#### Job:
Repeat the whole of the data, keeping every detail the same.

#### Available data:
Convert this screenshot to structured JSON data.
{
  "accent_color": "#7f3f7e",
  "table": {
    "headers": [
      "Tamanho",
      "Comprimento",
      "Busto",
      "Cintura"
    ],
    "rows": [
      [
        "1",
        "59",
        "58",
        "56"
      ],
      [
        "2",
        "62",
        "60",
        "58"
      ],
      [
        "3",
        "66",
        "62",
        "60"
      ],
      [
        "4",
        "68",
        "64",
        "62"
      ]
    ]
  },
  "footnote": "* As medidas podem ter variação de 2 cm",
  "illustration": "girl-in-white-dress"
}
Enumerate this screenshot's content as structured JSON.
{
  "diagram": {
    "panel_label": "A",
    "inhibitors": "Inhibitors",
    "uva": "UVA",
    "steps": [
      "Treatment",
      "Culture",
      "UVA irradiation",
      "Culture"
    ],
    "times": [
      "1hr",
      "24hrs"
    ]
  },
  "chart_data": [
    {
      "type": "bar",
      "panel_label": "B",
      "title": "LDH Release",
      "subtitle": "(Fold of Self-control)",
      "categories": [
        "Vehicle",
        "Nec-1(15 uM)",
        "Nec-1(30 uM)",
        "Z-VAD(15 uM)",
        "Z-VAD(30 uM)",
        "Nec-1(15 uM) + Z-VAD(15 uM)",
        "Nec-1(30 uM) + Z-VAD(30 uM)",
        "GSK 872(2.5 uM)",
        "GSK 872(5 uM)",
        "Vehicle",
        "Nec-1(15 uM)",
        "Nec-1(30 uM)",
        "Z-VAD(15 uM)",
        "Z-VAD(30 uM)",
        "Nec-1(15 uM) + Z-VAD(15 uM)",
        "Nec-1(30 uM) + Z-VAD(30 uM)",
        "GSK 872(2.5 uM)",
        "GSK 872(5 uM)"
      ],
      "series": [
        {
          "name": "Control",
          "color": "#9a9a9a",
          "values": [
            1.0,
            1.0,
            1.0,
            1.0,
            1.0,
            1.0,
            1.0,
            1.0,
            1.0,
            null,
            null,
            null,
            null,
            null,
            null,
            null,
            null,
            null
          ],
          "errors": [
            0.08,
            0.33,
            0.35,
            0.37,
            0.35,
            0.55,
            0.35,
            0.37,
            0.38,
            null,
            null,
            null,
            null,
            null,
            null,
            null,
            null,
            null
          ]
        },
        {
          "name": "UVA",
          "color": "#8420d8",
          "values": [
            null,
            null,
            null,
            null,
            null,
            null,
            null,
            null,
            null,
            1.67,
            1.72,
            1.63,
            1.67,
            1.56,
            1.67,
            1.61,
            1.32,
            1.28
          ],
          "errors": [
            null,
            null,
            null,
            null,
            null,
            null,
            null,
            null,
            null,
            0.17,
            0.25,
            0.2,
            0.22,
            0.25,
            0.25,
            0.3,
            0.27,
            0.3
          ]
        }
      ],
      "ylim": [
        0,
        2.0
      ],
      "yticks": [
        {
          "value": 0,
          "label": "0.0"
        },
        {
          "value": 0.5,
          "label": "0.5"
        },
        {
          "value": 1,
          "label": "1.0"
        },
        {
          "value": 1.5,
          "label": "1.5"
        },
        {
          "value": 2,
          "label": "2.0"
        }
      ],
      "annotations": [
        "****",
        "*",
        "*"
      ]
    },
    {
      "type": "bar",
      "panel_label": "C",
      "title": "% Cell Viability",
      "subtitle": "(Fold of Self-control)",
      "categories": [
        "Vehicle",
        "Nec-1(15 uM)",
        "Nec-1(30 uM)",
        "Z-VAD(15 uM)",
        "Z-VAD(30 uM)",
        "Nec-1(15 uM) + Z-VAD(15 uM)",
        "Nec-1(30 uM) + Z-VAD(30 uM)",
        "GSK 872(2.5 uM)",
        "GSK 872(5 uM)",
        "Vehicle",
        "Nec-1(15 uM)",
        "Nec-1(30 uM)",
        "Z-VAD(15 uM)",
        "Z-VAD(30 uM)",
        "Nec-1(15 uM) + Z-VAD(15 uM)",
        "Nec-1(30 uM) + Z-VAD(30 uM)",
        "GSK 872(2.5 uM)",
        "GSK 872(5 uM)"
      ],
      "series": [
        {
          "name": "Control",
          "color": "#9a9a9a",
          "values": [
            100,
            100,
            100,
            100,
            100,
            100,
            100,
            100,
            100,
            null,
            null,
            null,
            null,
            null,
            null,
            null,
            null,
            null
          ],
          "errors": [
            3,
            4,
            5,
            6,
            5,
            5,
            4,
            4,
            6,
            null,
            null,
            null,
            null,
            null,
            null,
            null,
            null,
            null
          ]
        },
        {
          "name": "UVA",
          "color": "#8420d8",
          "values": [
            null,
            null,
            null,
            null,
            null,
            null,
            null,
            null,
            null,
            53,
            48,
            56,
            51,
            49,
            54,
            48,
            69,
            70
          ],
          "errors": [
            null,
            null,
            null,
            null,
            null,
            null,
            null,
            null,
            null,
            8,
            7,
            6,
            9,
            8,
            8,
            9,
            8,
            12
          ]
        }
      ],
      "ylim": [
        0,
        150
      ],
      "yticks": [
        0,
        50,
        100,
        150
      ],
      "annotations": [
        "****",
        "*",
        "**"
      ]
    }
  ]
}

#### Correct output:
Convert this screenshot to structured JSON data.
{
  "accent_color": "#7f3f7e",
  "table": {
    "headers": [
      "Tamanho",
      "Comprimento",
      "Busto",
      "Cintura"
    ],
    "rows": [
      [
        "1",
        "59",
        "58",
        "56"
      ],
      [
        "2",
        "62",
        "60",
        "58"
      ],
      [
        "3",
        "66",
        "62",
        "60"
      ],
      [
        "4",
        "68",
        "64",
        "62"
      ]
    ]
  },
  "footnote": "* As medidas podem ter variação de 2 cm",
  "illustration": "girl-in-white-dress"
}
Enumerate this screenshot's content as structured JSON.
{
  "diagram": {
    "panel_label": "A",
    "inhibitors": "Inhibitors",
    "uva": "UVA",
    "steps": [
      "Treatment",
      "Culture",
      "UVA irradiation",
      "Culture"
    ],
    "times": [
      "1hr",
      "24hrs"
    ]
  },
  "chart_data": [
    {
      "type": "bar",
      "panel_label": "B",
      "title": "LDH Release",
      "subtitle": "(Fold of Self-control)",
      "categories": [
        "Vehicle",
        "Nec-1(15 uM)",
        "Nec-1(30 uM)",
        "Z-VAD(15 uM)",
        "Z-VAD(30 uM)",
        "Nec-1(15 uM) + Z-VAD(15 uM)",
        "Nec-1(30 uM) + Z-VAD(30 uM)",
        "GSK 872(2.5 uM)",
        "GSK 872(5 uM)",
        "Vehicle",
        "Nec-1(15 uM)",
        "Nec-1(30 uM)",
        "Z-VAD(15 uM)",
        "Z-VAD(30 uM)",
        "Nec-1(15 uM) + Z-VAD(15 uM)",
        "Nec-1(30 uM) + Z-VAD(30 uM)",
        "GSK 872(2.5 uM)",
        "GSK 872(5 uM)"
      ],
      "series": [
        {
          "name": "Control",
          "color": "#9a9a9a",
          "values": [
            1.0,
            1.0,
            1.0,
            1.0,
            1.0,
            1.0,
            1.0,
            1.0,
            1.0,
            null,
            null,
            null,
            null,
            null,
            null,
            null,
            null,
            null
          ],
          "errors": [
            0.08,
            0.33,
            0.35,
            0.37,
            0.35,
            0.55,
            0.35,
            0.37,
            0.38,
            null,
            null,
            null,
            null,
            null,
            null,
            null,
            null,
            null
          ]
        },
        {
          "name": "UVA",
          "color": "#8420d8",
          "values": [
            null,
            null,
            null,
            null,
            null,
            null,
            null,
            null,
            null,
            1.67,
            1.72,
            1.63,
            1.67,
            1.56,
            1.67,
            1.61,
            1.32,
            1.28
          ],
          "errors": [
            null,
            null,
            null,
            null,
            null,
            null,
            null,
            null,
            null,
            0.17,
            0.25,
            0.2,
            0.22,
            0.25,
            0.25,
            0.3,
            0.27,
            0.3
          ]
        }
      ],
      "ylim": [
        0,
        2.0
      ],
      "yticks": [
        {
          "value": 0,
          "label": "0.0"
        },
        {
          "value": 0.5,
          "label": "0.5"
        },
        {
          "value": 1,
          "label": "1.0"
        },
        {
          "value": 1.5,
          "label": "1.5"
        },
        {
          "value": 2,
          "label": "2.0"
        }
      ],
      "annotations": [
        "****",
        "*",
        "*"
      ]
    },
    {
      "type": "bar",
      "panel_label": "C",
      "title": "% Cell Viability",
      "subtitle": "(Fold of Self-control)",
      "categories": [
        "Vehicle",
        "Nec-1(15 uM)",
        "Nec-1(30 uM)",
        "Z-VAD(15 uM)",
        "Z-VAD(30 uM)",
        "Nec-1(15 uM) + Z-VAD(15 uM)",
        "Nec-1(30 uM) + Z-VAD(30 uM)",
        "GSK 872(2.5 uM)",
        "GSK 872(5 uM)",
        "Vehicle",
        "Nec-1(15 uM)",
        "Nec-1(30 uM)",
        "Z-VAD(15 uM)",
        "Z-VAD(30 uM)",
        "Nec-1(15 uM) + Z-VAD(15 uM)",
        "Nec-1(30 uM) + Z-VAD(30 uM)",
        "GSK 872(2.5 uM)",
        "GSK 872(5 uM)"
      ],
      "series": [
        {
          "name": "Control",
          "color": "#9a9a9a",
          "values": [
            100,
            100,
            100,
            100,
            100,
            100,
            100,
            100,
            100,
            null,
            null,
            null,
            null,
            null,
            null,
            null,
            null,
            null
          ],
          "errors": [
            3,
            4,
            5,
            6,
            5,
            5,
            4,
            4,
            6,
            null,
            null,
            null,
            null,
            null,
            null,
            null,
            null,
            null
          ]
        },
        {
          "name": "UVA",
          "color": "#8420d8",
          "values": [
            null,
            null,
            null,
            null,
            null,
            null,
            null,
            null,
            null,
            53,
            48,
            56,
            51,
            49,
            54,
            48,
            69,
            70
          ],
          "errors": [
            null,
            null,
            null,
            null,
            null,
            null,
            null,
            null,
            null,
            8,
            7,
            6,
            9,
            8,
            8,
            9,
            8,
            12
          ]
        }
      ],
      "ylim": [
        0,
        150
      ],
      "yticks": [
        0,
        50,
        100,
        150
      ],
      "annotations": [
        "****",
        "*",
        "**"
      ]
    }
  ]
}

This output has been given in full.